Search the material for the word "Authors" and copy each line that holds it.

^^^^^^^^

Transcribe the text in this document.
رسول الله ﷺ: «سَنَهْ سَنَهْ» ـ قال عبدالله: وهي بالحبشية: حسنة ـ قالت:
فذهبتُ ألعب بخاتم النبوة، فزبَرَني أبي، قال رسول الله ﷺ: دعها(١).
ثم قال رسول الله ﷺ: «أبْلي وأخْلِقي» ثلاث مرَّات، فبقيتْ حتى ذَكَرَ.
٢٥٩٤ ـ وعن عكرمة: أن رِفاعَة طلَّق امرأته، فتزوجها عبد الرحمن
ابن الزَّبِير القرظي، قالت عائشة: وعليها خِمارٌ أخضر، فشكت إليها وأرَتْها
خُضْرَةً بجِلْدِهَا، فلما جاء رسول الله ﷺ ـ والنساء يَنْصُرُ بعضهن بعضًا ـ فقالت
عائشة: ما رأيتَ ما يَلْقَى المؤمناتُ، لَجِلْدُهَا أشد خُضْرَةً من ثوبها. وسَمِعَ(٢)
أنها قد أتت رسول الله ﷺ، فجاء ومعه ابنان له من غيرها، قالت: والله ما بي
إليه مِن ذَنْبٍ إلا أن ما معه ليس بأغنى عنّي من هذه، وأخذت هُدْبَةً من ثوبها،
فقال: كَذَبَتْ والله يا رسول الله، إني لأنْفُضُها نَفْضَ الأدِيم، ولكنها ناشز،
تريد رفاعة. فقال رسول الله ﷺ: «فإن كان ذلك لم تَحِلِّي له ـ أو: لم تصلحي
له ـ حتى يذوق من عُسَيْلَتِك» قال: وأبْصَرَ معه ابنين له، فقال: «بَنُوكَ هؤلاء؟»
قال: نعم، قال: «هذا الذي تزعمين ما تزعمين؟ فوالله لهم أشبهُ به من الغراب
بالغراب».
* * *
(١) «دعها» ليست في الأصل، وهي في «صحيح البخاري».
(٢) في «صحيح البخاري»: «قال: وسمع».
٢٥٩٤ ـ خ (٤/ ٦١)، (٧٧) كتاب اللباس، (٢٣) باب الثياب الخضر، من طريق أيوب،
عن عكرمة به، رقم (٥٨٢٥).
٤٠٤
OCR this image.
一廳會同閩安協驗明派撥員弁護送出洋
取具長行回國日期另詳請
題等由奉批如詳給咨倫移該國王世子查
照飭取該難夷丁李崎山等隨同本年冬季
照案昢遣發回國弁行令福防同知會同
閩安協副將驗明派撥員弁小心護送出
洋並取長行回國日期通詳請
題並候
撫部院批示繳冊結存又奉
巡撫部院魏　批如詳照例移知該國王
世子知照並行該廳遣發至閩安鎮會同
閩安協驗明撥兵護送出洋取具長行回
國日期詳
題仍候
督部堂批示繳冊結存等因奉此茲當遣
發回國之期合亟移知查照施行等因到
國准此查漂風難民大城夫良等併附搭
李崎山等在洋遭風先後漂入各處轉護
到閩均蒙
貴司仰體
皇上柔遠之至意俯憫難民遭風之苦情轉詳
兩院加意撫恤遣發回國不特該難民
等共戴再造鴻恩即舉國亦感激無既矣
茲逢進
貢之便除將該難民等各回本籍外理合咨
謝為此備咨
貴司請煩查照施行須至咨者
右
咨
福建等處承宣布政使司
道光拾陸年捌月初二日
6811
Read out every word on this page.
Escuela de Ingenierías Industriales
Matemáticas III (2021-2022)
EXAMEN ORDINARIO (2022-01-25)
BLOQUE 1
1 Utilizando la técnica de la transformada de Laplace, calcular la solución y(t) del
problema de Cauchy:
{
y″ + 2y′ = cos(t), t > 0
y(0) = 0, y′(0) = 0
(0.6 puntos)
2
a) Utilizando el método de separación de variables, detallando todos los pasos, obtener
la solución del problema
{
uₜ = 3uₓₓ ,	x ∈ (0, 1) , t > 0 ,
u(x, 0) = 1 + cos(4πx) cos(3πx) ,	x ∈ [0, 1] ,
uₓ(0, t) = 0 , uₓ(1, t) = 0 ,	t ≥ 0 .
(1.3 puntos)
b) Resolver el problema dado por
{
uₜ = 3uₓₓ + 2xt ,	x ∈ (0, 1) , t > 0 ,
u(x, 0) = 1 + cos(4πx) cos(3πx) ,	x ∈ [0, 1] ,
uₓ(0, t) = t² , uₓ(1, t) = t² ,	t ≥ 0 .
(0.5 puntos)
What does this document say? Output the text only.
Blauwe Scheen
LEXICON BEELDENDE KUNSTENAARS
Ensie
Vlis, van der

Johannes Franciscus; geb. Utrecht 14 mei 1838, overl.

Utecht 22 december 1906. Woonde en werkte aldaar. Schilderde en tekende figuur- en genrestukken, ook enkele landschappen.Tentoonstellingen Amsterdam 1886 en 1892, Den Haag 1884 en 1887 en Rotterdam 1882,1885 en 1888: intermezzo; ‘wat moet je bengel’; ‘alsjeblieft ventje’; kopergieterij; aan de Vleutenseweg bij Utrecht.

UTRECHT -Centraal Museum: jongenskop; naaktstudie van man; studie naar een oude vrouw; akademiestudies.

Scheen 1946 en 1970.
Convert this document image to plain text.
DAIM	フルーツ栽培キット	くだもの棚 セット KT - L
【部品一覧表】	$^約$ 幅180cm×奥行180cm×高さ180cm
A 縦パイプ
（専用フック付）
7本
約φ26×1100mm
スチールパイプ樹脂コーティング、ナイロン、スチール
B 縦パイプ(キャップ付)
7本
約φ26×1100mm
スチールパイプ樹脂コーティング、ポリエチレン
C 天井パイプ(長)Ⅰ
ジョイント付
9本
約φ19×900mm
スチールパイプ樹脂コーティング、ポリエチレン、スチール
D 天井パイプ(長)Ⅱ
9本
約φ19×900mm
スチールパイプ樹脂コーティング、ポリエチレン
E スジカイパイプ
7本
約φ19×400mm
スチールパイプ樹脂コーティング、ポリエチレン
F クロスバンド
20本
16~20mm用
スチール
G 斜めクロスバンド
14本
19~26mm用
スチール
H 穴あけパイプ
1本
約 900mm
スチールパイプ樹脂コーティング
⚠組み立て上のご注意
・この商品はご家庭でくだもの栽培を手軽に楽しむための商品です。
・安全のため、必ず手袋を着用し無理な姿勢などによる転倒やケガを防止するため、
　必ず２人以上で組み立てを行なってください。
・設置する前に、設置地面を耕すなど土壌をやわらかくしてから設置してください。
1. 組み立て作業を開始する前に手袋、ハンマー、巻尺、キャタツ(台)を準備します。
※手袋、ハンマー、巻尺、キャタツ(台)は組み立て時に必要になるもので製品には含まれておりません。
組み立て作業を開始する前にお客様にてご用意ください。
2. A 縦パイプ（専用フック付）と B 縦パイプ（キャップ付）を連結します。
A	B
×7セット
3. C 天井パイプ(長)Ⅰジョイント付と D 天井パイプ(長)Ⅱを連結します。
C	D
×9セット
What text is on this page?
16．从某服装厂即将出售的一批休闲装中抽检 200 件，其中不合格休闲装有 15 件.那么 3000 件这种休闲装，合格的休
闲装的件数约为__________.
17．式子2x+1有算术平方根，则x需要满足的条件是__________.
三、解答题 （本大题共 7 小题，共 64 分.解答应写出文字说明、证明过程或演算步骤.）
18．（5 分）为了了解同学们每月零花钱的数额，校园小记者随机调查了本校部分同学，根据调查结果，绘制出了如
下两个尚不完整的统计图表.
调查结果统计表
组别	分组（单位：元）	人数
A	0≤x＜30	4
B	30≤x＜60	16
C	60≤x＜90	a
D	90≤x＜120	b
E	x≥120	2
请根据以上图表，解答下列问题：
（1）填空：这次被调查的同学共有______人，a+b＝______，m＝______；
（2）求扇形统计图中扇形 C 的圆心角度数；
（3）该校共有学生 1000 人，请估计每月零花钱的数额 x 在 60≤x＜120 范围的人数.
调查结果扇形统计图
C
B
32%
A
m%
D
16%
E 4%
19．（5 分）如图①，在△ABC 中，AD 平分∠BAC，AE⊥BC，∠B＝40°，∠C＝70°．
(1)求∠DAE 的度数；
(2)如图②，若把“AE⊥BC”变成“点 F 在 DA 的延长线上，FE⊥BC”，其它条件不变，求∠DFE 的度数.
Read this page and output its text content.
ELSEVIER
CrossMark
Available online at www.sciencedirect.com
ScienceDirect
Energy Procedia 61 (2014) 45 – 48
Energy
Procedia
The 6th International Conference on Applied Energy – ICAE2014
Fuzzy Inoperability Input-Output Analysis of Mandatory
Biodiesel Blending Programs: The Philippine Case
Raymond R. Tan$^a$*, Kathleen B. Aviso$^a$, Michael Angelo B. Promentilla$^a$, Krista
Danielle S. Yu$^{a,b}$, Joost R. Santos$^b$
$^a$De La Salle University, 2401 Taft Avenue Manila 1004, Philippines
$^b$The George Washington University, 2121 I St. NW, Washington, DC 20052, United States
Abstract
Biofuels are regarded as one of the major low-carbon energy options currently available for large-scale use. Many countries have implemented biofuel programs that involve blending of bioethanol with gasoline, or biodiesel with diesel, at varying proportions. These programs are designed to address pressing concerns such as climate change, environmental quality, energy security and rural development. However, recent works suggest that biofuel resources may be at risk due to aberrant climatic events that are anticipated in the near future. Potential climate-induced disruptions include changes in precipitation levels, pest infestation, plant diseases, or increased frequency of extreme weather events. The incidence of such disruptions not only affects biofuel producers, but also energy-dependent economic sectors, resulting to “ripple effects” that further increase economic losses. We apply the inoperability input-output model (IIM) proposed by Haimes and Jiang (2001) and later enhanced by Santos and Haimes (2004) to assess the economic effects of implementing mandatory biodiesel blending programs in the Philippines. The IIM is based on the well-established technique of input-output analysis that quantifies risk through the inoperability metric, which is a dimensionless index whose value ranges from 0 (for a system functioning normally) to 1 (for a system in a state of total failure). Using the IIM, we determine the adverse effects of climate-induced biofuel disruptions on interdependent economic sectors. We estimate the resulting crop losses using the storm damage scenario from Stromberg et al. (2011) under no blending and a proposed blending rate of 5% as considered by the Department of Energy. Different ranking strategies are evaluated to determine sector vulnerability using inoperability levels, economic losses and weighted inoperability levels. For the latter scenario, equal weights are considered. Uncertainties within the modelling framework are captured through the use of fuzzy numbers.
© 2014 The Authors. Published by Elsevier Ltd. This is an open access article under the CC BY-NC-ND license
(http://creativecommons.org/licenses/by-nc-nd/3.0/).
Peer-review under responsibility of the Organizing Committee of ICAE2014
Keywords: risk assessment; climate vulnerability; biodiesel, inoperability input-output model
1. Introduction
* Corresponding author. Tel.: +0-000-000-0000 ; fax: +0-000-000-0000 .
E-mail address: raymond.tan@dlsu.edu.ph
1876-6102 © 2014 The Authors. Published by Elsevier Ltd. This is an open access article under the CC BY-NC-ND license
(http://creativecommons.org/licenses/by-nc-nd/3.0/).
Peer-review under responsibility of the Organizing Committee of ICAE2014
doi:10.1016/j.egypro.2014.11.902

^^^^^^^^

Solution to the problem |
© 2014 The Authors. Published by Elsevier Ltd. This is an open access article under the CC BY-NC-ND license
1876-6102 © 2014 The Authors. Published by Elsevier Ltd. This is an open access article under the CC BY-NC-ND license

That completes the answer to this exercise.